◆ **What the task asks**:
From the records, pick out and copy each line containing "SPSS".

◆ **Information provided**:

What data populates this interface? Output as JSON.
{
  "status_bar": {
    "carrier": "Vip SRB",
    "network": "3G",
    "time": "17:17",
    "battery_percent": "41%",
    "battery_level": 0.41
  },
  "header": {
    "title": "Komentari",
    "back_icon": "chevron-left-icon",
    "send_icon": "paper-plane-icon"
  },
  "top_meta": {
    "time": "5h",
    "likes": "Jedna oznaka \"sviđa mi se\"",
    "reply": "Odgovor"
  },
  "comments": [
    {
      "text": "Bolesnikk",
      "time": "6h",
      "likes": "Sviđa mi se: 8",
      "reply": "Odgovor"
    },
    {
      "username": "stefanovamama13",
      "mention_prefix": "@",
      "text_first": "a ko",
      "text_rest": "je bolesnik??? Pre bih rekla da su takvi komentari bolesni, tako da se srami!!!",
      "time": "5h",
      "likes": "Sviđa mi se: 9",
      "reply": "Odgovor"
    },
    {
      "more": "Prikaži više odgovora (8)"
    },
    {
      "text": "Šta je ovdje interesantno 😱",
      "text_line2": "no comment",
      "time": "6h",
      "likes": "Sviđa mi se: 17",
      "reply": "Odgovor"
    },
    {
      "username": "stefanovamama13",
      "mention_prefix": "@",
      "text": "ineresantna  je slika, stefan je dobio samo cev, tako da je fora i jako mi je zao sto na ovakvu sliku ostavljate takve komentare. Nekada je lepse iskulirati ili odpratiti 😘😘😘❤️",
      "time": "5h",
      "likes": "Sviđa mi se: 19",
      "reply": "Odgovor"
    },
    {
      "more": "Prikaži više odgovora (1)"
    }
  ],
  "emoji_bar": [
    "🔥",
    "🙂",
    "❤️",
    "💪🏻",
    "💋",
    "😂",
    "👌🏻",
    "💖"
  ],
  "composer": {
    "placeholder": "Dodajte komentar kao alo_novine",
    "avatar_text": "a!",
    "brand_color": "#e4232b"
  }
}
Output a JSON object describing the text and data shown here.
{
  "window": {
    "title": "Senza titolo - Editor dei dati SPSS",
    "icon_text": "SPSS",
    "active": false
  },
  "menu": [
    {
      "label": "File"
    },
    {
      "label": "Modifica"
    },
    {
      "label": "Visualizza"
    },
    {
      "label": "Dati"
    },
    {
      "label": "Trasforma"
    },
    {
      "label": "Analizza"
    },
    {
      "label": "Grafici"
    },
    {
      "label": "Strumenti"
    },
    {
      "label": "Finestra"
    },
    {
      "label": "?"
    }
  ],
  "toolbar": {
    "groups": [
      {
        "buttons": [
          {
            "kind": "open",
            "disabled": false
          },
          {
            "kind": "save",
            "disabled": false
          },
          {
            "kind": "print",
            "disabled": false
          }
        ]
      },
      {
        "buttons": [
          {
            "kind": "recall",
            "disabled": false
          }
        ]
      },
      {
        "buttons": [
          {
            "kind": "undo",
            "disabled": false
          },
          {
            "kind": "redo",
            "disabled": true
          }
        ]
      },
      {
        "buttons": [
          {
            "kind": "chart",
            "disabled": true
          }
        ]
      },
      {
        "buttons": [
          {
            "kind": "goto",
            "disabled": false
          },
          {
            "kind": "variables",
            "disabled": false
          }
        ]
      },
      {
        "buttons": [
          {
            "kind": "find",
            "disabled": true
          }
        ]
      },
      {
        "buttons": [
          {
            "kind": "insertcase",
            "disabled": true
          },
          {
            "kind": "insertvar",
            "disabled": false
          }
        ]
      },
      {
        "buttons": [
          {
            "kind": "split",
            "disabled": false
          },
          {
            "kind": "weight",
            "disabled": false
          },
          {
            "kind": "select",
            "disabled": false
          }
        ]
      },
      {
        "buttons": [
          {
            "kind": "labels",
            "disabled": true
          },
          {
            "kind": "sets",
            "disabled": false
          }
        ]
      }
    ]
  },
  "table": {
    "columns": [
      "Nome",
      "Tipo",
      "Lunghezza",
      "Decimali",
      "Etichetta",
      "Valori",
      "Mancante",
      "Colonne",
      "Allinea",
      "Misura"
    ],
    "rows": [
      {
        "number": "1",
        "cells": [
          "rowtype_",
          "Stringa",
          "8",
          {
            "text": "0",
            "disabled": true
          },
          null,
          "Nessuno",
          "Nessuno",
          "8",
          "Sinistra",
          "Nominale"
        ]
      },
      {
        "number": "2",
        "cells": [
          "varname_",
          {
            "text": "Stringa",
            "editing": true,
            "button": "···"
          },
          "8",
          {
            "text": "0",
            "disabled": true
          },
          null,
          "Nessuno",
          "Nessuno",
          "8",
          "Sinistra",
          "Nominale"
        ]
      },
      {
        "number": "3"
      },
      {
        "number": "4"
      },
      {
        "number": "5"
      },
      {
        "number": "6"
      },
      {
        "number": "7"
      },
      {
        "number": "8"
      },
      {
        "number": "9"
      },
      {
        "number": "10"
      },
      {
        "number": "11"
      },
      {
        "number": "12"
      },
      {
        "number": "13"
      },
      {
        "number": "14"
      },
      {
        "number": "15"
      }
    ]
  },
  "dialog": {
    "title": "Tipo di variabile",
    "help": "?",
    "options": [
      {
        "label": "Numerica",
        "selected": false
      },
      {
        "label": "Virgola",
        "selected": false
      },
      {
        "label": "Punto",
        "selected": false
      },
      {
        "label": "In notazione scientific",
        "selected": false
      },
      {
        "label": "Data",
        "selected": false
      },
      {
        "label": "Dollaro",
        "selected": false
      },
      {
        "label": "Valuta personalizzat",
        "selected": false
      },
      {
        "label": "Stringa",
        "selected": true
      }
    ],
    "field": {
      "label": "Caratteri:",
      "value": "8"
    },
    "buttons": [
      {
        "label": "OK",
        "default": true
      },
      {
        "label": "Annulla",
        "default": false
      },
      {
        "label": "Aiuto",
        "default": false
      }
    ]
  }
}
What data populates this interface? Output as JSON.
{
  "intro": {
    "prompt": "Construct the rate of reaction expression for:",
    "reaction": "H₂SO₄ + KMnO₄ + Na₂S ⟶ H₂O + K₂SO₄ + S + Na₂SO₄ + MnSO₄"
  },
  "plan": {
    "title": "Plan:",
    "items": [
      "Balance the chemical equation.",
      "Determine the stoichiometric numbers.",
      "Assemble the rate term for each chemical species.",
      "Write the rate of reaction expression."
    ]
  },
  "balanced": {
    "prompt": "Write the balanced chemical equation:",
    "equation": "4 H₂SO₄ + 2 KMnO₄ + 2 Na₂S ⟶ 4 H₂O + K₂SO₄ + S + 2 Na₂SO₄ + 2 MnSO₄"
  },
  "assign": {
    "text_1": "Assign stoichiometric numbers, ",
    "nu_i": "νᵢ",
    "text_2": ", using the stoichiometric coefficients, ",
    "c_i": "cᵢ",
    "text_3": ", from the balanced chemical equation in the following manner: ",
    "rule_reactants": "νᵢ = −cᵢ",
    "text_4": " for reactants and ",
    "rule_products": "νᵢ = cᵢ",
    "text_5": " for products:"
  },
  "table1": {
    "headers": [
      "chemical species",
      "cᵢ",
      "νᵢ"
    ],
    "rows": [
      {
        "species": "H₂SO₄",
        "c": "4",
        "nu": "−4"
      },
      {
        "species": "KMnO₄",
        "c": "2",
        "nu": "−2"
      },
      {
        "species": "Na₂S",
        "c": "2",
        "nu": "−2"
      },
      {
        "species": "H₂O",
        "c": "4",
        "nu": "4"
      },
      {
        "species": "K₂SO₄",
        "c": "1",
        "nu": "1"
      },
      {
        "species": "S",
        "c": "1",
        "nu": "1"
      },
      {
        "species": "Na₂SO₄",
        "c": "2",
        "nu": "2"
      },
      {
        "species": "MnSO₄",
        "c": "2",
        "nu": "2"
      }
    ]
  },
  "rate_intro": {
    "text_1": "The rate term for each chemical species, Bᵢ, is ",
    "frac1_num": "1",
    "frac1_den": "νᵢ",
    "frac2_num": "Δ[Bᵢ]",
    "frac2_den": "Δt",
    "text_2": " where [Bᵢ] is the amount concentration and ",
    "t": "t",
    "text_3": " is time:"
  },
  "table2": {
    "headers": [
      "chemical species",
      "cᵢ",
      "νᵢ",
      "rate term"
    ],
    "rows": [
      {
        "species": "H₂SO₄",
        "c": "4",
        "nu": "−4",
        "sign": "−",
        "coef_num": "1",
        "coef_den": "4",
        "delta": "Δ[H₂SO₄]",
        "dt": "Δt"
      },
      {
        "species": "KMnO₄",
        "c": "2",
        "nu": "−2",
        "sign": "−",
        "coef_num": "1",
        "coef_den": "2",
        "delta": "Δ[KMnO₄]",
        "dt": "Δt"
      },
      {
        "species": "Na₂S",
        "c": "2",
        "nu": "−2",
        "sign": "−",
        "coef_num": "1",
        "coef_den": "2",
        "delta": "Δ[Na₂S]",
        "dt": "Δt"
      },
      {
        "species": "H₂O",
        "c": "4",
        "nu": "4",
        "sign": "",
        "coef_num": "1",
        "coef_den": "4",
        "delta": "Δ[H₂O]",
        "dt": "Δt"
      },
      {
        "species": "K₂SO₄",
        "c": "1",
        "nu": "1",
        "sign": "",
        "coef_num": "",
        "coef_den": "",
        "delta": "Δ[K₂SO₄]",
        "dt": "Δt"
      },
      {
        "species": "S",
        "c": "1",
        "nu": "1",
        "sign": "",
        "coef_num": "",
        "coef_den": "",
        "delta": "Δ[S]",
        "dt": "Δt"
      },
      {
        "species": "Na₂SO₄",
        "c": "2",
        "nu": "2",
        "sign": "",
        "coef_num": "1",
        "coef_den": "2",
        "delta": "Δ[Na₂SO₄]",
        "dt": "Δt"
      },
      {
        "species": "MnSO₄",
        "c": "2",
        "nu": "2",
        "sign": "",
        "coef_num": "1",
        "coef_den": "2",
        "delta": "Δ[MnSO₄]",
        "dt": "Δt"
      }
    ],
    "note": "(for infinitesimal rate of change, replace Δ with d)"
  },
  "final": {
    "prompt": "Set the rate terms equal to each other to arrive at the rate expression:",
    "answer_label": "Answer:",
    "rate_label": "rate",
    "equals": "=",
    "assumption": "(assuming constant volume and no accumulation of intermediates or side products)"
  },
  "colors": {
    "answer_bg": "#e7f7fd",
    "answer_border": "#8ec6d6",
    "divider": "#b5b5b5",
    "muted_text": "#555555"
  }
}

◆ **Result for this exercise**:
    "title": "Senza titolo - Editor dei dati SPSS",
    "icon_text": "SPSS",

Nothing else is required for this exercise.